Look for the string "Population" in the lines and copy each line that has it.

····················

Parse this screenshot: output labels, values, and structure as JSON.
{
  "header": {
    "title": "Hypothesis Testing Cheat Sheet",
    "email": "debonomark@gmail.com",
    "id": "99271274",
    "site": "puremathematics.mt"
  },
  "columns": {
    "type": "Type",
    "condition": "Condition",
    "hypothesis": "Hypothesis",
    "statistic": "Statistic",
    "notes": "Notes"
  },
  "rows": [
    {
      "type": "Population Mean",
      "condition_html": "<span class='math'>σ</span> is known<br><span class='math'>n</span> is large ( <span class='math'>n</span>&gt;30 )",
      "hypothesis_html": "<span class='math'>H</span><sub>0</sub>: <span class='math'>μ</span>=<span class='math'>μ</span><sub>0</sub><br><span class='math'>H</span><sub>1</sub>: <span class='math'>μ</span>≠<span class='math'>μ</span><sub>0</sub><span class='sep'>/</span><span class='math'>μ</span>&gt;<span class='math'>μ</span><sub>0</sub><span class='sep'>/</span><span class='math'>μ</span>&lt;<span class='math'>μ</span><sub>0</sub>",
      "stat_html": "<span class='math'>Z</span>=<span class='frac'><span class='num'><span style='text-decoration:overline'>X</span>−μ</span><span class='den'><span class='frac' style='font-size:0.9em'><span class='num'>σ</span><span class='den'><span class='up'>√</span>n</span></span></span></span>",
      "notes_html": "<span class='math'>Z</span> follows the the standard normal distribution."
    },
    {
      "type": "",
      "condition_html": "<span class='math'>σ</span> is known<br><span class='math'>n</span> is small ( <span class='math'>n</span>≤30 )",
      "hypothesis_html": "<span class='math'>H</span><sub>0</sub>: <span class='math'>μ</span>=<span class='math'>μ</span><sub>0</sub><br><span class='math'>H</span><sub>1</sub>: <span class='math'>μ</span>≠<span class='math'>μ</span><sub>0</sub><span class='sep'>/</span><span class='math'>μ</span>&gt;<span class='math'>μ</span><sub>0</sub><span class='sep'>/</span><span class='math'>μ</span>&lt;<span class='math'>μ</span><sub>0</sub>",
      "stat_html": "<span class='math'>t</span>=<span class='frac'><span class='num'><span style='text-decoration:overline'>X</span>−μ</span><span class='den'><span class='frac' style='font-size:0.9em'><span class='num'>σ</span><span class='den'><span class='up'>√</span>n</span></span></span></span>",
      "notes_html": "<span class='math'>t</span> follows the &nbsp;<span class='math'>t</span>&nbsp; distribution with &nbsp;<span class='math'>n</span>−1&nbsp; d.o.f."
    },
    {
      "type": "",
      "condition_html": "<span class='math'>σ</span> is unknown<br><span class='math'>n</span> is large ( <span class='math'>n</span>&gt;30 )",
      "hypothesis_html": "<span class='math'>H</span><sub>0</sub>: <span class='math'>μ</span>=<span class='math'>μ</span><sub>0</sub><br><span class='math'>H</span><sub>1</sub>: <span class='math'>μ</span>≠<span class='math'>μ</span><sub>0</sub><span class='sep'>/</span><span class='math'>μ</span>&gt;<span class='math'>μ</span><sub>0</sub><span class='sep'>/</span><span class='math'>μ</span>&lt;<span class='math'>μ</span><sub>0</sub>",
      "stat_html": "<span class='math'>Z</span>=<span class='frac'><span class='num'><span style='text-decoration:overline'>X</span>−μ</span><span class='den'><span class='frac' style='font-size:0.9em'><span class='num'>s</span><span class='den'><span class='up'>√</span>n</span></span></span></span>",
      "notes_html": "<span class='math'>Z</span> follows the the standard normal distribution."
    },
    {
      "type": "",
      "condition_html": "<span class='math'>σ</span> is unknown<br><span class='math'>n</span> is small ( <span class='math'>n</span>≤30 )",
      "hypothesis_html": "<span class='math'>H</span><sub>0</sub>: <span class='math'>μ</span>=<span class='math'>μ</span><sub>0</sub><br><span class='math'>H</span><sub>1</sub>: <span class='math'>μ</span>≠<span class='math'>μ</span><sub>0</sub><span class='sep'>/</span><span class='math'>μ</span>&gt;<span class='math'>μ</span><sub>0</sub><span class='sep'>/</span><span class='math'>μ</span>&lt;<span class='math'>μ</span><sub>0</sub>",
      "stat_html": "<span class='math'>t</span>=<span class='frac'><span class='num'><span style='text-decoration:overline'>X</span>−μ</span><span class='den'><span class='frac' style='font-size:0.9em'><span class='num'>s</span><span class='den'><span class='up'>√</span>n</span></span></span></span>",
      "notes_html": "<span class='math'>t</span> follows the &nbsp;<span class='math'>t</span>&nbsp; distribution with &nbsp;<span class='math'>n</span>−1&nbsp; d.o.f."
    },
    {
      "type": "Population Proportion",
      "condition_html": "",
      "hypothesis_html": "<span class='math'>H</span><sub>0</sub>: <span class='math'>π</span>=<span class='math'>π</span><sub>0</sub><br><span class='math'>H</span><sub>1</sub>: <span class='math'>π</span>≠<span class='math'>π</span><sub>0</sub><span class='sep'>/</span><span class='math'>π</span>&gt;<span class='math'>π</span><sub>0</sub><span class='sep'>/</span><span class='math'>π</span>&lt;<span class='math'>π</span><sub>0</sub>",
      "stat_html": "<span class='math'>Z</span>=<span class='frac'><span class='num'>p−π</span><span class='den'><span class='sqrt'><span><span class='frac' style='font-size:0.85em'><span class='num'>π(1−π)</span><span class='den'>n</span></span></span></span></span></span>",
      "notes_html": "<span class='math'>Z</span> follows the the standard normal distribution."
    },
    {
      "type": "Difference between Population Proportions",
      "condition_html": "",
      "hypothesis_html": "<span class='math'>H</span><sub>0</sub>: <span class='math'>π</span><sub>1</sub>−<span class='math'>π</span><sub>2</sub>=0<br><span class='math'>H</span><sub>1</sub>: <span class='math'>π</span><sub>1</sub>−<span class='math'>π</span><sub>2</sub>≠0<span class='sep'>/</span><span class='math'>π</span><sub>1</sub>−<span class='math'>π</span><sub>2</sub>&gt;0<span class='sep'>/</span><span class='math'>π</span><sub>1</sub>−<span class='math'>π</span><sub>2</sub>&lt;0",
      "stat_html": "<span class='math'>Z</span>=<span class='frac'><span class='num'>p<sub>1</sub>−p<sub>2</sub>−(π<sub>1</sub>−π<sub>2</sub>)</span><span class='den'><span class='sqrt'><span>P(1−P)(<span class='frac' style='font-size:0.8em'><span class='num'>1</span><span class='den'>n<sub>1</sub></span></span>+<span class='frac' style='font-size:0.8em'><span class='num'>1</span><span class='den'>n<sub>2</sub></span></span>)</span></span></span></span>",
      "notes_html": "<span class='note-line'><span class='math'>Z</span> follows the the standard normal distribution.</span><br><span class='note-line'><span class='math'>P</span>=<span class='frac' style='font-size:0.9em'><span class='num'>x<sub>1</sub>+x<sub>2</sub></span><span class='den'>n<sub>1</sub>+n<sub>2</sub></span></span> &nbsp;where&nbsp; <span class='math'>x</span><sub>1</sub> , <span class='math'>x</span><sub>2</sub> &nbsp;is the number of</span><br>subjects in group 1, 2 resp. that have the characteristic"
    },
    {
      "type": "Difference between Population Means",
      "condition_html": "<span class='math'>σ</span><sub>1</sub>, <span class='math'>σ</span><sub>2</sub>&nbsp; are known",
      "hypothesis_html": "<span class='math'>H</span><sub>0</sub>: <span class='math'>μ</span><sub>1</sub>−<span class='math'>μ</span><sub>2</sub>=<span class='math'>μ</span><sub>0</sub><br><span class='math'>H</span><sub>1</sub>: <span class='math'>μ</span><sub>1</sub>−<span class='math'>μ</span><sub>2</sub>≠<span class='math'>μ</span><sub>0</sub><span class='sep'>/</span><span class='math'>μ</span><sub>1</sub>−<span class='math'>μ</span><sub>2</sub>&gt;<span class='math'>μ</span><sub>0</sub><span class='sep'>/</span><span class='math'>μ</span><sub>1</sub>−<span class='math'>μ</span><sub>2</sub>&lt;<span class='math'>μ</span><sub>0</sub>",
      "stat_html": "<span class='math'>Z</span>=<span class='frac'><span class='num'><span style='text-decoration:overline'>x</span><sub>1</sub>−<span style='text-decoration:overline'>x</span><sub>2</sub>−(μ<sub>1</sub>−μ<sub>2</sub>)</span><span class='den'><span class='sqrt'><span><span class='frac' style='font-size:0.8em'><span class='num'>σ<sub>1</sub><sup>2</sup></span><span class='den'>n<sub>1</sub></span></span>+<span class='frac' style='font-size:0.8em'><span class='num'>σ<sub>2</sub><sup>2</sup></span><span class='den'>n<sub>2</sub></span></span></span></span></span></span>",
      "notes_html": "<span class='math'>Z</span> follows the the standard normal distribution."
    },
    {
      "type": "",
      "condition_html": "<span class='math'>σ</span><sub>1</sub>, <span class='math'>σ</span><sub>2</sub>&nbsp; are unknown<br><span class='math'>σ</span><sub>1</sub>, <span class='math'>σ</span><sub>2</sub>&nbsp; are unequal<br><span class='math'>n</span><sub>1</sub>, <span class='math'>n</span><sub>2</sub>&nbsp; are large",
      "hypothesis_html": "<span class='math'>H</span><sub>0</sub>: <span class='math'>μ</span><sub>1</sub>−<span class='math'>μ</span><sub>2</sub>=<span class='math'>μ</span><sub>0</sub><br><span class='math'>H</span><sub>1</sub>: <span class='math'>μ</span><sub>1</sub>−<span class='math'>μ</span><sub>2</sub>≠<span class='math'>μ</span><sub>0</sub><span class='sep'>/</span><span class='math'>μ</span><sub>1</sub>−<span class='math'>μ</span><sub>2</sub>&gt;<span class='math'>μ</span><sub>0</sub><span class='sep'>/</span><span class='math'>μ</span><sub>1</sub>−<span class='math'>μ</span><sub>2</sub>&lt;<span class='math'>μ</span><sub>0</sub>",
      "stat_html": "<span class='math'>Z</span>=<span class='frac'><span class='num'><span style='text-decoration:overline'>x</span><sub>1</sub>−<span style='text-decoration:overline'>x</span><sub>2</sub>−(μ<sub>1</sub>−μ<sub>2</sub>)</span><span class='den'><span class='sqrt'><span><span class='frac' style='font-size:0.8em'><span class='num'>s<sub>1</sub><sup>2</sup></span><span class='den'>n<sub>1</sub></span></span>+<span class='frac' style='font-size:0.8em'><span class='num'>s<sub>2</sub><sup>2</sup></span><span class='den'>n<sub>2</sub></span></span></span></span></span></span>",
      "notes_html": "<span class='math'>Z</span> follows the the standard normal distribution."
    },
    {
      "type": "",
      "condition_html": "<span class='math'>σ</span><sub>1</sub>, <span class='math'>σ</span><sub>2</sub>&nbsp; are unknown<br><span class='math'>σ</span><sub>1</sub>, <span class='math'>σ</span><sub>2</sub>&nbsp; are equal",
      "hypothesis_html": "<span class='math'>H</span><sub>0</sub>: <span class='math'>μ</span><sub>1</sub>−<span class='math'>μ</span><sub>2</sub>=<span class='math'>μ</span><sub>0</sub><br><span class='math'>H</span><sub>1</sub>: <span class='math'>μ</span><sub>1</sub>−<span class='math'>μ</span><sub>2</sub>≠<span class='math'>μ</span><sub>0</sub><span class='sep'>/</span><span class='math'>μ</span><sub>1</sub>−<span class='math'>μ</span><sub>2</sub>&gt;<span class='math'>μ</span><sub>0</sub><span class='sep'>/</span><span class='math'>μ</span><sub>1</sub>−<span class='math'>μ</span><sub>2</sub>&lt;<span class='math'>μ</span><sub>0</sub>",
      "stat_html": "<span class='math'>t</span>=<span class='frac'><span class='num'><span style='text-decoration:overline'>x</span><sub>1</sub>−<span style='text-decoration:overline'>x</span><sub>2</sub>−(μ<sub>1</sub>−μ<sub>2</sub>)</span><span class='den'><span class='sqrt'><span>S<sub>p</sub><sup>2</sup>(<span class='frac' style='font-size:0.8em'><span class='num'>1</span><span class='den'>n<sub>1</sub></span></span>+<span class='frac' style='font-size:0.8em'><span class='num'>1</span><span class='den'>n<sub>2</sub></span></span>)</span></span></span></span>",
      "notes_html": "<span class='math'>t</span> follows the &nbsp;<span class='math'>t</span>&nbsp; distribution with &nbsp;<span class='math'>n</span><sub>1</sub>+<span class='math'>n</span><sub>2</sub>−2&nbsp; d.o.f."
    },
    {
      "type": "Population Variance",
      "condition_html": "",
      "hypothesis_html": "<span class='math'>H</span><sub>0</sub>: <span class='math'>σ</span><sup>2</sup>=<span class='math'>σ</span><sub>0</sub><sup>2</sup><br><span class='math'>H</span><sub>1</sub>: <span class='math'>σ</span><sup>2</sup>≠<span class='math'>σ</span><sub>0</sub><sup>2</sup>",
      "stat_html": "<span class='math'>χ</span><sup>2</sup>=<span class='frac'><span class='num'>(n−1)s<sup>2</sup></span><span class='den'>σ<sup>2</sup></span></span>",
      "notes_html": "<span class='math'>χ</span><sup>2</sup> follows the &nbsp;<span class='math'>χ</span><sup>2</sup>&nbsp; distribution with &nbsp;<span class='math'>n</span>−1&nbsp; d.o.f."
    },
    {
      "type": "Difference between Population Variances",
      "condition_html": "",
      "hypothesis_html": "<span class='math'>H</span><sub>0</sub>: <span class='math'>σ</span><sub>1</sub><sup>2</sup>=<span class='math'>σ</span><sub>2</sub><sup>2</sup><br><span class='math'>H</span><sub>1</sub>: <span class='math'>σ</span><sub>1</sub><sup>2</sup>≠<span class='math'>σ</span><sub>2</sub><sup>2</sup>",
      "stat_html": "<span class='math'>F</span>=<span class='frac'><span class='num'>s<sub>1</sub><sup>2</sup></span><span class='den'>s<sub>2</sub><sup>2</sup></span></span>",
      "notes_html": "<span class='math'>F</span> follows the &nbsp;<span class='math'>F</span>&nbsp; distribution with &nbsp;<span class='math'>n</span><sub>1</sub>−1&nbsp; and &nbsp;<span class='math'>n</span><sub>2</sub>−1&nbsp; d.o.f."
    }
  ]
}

····················

ANSWER:
      "type": "Population Mean",
      "type": "Population Proportion",
      "type": "Difference between Population Proportions",
      "type": "Difference between Population Means",
      "type": "Population Variance",
      "type": "Difference between Population Variances",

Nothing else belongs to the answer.